CHALLENGE: Find and copy each line of the records where the string "icon" shows up.

MATERIAL FOR THE TASK:

=====

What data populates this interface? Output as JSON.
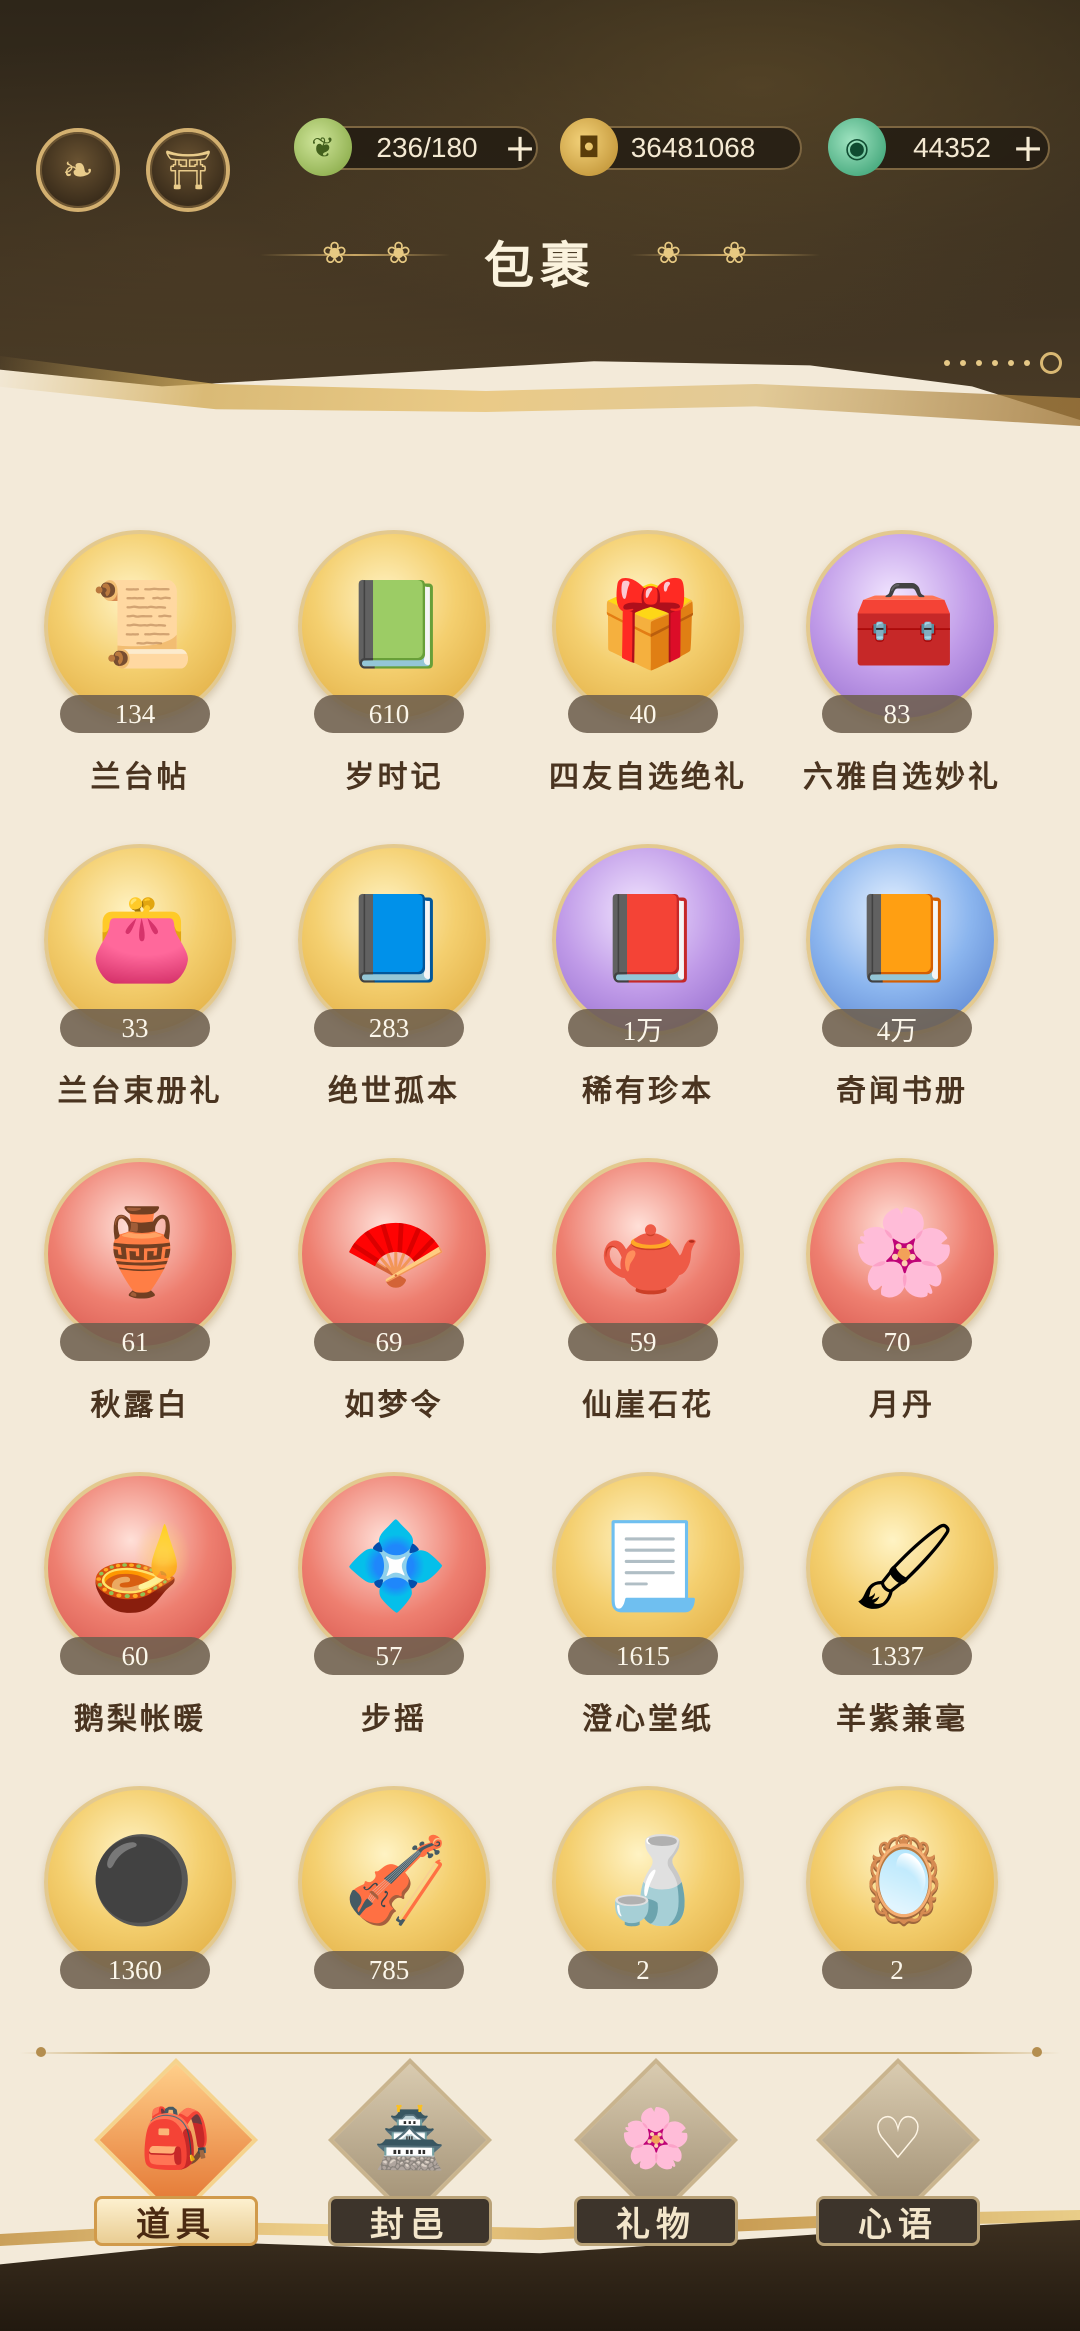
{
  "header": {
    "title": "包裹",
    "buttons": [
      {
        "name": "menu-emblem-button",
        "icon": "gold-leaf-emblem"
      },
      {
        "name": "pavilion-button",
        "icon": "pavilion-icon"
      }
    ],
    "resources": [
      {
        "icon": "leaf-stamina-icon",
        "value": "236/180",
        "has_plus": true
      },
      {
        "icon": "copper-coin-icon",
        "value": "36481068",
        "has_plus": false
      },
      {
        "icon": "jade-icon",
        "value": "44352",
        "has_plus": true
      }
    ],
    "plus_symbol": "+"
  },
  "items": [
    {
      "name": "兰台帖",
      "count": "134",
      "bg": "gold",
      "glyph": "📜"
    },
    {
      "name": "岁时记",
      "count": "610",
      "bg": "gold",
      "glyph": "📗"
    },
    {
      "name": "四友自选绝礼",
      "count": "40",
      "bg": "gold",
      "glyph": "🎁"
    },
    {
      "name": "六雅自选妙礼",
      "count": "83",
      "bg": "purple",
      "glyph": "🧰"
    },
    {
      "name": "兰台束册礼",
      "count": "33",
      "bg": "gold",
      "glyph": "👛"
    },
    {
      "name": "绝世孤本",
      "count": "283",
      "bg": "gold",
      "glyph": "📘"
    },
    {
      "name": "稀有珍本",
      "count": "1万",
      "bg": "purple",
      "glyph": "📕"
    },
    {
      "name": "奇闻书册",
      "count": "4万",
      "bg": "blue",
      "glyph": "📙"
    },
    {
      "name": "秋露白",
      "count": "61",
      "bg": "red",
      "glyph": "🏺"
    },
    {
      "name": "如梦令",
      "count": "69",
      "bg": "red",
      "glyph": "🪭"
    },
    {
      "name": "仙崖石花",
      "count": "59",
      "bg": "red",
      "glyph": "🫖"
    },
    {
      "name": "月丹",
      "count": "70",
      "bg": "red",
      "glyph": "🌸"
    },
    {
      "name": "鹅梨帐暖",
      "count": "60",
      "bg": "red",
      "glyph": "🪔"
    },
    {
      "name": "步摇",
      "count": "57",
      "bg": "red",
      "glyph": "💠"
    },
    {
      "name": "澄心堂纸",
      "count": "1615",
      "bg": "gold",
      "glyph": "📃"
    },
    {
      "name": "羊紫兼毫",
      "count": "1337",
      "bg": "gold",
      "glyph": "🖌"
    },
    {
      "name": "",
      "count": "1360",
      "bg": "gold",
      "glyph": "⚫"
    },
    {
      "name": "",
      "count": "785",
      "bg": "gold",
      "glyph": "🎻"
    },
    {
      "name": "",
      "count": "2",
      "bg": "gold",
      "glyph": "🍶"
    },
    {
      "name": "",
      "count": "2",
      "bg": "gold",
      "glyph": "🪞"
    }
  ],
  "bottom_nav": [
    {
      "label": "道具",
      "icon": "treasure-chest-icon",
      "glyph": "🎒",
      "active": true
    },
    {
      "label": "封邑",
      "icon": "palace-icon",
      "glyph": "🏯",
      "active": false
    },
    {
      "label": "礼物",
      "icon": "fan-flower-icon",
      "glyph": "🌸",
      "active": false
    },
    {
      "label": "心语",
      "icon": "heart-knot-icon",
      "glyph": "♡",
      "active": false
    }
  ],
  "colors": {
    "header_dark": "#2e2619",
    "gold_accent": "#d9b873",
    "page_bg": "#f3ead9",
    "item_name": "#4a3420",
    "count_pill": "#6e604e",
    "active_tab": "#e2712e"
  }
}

=====

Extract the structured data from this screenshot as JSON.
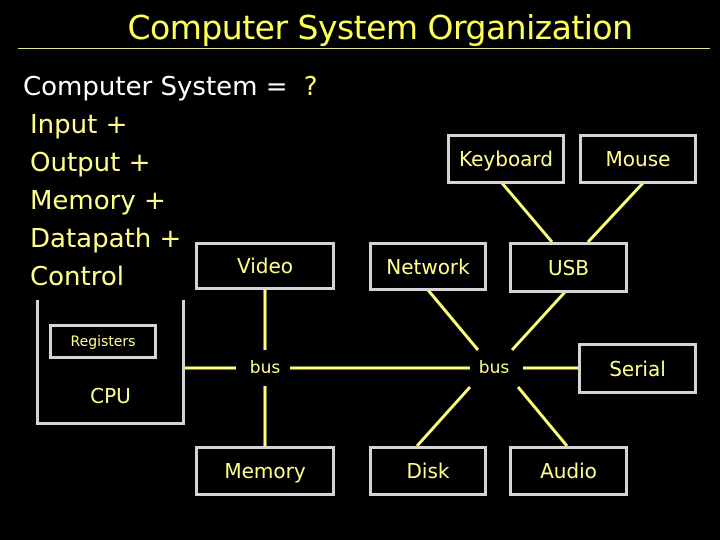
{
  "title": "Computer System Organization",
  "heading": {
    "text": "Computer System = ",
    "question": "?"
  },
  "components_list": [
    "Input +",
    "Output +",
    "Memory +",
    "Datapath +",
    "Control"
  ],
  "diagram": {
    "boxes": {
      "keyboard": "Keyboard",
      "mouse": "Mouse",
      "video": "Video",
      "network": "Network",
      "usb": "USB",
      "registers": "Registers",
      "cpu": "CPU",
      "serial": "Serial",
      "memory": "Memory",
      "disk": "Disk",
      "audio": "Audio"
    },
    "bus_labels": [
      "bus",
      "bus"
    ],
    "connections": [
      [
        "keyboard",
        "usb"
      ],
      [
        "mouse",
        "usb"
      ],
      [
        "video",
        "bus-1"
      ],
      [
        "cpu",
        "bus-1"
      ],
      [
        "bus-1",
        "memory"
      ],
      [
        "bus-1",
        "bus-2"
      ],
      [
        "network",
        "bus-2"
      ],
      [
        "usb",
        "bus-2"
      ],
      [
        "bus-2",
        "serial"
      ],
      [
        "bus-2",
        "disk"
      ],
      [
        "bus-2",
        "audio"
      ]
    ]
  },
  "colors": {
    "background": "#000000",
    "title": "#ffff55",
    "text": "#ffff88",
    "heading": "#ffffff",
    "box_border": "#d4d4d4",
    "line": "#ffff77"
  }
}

=====

EXPECTED ANSWER:
        "icon": "gold-leaf-emblem"
        "icon": "pavilion-icon"
        "icon": "leaf-stamina-icon",
        "icon": "copper-coin-icon",
        "icon": "jade-icon",
      "icon": "treasure-chest-icon",
      "icon": "palace-icon",
      "icon": "fan-flower-icon",
      "icon": "heart-knot-icon",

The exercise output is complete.